**Instruction:** Copy each line of the listing below exactly.

**Collected data:**
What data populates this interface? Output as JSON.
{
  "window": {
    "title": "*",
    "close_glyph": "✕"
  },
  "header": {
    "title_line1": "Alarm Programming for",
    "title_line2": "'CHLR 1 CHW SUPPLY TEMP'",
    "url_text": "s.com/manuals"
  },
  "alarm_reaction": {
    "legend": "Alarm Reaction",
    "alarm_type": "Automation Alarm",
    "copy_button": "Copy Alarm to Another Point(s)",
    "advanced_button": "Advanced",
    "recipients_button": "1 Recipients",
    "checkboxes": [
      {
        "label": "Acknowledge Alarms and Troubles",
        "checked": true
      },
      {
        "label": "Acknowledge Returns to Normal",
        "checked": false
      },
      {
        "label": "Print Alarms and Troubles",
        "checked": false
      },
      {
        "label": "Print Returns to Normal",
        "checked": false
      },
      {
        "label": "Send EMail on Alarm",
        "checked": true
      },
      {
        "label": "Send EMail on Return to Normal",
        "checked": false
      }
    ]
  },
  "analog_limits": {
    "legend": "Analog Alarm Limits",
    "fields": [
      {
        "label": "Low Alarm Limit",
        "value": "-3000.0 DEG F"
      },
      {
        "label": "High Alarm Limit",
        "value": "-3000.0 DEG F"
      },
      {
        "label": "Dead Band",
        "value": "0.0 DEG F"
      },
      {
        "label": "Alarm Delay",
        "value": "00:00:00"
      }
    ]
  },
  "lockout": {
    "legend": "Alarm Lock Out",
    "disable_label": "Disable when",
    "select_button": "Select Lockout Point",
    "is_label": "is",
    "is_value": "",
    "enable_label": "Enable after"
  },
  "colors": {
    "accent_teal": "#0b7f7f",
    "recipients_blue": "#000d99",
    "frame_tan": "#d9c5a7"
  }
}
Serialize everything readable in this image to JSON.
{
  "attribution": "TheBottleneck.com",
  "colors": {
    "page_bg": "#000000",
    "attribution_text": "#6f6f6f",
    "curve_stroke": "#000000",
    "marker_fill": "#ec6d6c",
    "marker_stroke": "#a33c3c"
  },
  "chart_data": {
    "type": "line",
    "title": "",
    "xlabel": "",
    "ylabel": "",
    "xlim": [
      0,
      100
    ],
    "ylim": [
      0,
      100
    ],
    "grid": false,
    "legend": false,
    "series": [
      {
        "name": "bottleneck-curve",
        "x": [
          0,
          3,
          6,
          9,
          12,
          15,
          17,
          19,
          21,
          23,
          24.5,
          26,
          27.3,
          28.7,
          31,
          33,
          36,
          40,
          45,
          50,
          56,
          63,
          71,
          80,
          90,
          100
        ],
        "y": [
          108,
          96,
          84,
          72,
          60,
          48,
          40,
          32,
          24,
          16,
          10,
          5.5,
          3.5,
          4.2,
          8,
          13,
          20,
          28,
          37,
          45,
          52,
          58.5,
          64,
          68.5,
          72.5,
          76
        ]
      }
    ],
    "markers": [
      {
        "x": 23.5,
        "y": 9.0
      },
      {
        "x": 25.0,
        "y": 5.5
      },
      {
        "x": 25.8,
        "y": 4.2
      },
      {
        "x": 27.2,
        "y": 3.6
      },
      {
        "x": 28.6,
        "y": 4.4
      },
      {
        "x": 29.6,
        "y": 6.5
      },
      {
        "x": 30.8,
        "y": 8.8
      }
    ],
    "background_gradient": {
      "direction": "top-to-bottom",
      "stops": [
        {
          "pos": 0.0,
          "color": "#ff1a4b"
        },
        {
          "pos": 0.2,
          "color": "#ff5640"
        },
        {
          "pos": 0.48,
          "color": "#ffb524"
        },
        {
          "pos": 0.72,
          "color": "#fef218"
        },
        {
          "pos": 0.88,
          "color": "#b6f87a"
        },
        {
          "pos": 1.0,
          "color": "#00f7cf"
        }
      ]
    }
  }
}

**Exercise response:**
What data populates this interface? Output as JSON.
{
  "window": {
    "title": "*",
    "close_glyph": "✕"
  },
  "header": {
    "title_line1": "Alarm Programming for",
    "title_line2": "'CHLR 1 CHW SUPPLY TEMP'",
    "url_text": "s.com/manuals"
  },
  "alarm_reaction": {
    "legend": "Alarm Reaction",
    "alarm_type": "Automation Alarm",
    "copy_button": "Copy Alarm to Another Point(s)",
    "advanced_button": "Advanced",
    "recipients_button": "1 Recipients",
    "checkboxes": [
      {
        "label": "Acknowledge Alarms and Troubles",
        "checked": true
      },
      {
        "label": "Acknowledge Returns to Normal",
        "checked": false
      },
      {
        "label": "Print Alarms and Troubles",
        "checked": false
      },
      {
        "label": "Print Returns to Normal",
        "checked": false
      },
      {
        "label": "Send EMail on Alarm",
        "checked": true
      },
      {
        "label": "Send EMail on Return to Normal",
        "checked": false
      }
    ]
  },
  "analog_limits": {
    "legend": "Analog Alarm Limits",
    "fields": [
      {
        "label": "Low Alarm Limit",
        "value": "-3000.0 DEG F"
      },
      {
        "label": "High Alarm Limit",
        "value": "-3000.0 DEG F"
      },
      {
        "label": "Dead Band",
        "value": "0.0 DEG F"
      },
      {
        "label": "Alarm Delay",
        "value": "00:00:00"
      }
    ]
  },
  "lockout": {
    "legend": "Alarm Lock Out",
    "disable_label": "Disable when",
    "select_button": "Select Lockout Point",
    "is_label": "is",
    "is_value": "",
    "enable_label": "Enable after"
  },
  "colors": {
    "accent_teal": "#0b7f7f",
    "recipients_blue": "#000d99",
    "frame_tan": "#d9c5a7"
  }
}
Serialize everything readable in this image to JSON.
{
  "attribution": "TheBottleneck.com",
  "colors": {
    "page_bg": "#000000",
    "attribution_text": "#6f6f6f",
    "curve_stroke": "#000000",
    "marker_fill": "#ec6d6c",
    "marker_stroke": "#a33c3c"
  },
  "chart_data": {
    "type": "line",
    "title": "",
    "xlabel": "",
    "ylabel": "",
    "xlim": [
      0,
      100
    ],
    "ylim": [
      0,
      100
    ],
    "grid": false,
    "legend": false,
    "series": [
      {
        "name": "bottleneck-curve",
        "x": [
          0,
          3,
          6,
          9,
          12,
          15,
          17,
          19,
          21,
          23,
          24.5,
          26,
          27.3,
          28.7,
          31,
          33,
          36,
          40,
          45,
          50,
          56,
          63,
          71,
          80,
          90,
          100
        ],
        "y": [
          108,
          96,
          84,
          72,
          60,
          48,
          40,
          32,
          24,
          16,
          10,
          5.5,
          3.5,
          4.2,
          8,
          13,
          20,
          28,
          37,
          45,
          52,
          58.5,
          64,
          68.5,
          72.5,
          76
        ]
      }
    ],
    "markers": [
      {
        "x": 23.5,
        "y": 9.0
      },
      {
        "x": 25.0,
        "y": 5.5
      },
      {
        "x": 25.8,
        "y": 4.2
      },
      {
        "x": 27.2,
        "y": 3.6
      },
      {
        "x": 28.6,
        "y": 4.4
      },
      {
        "x": 29.6,
        "y": 6.5
      },
      {
        "x": 30.8,
        "y": 8.8
      }
    ],
    "background_gradient": {
      "direction": "top-to-bottom",
      "stops": [
        {
          "pos": 0.0,
          "color": "#ff1a4b"
        },
        {
          "pos": 0.2,
          "color": "#ff5640"
        },
        {
          "pos": 0.48,
          "color": "#ffb524"
        },
        {
          "pos": 0.72,
          "color": "#fef218"
        },
        {
          "pos": 0.88,
          "color": "#b6f87a"
        },
        {
          "pos": 1.0,
          "color": "#00f7cf"
        }
      ]
    }
  }
}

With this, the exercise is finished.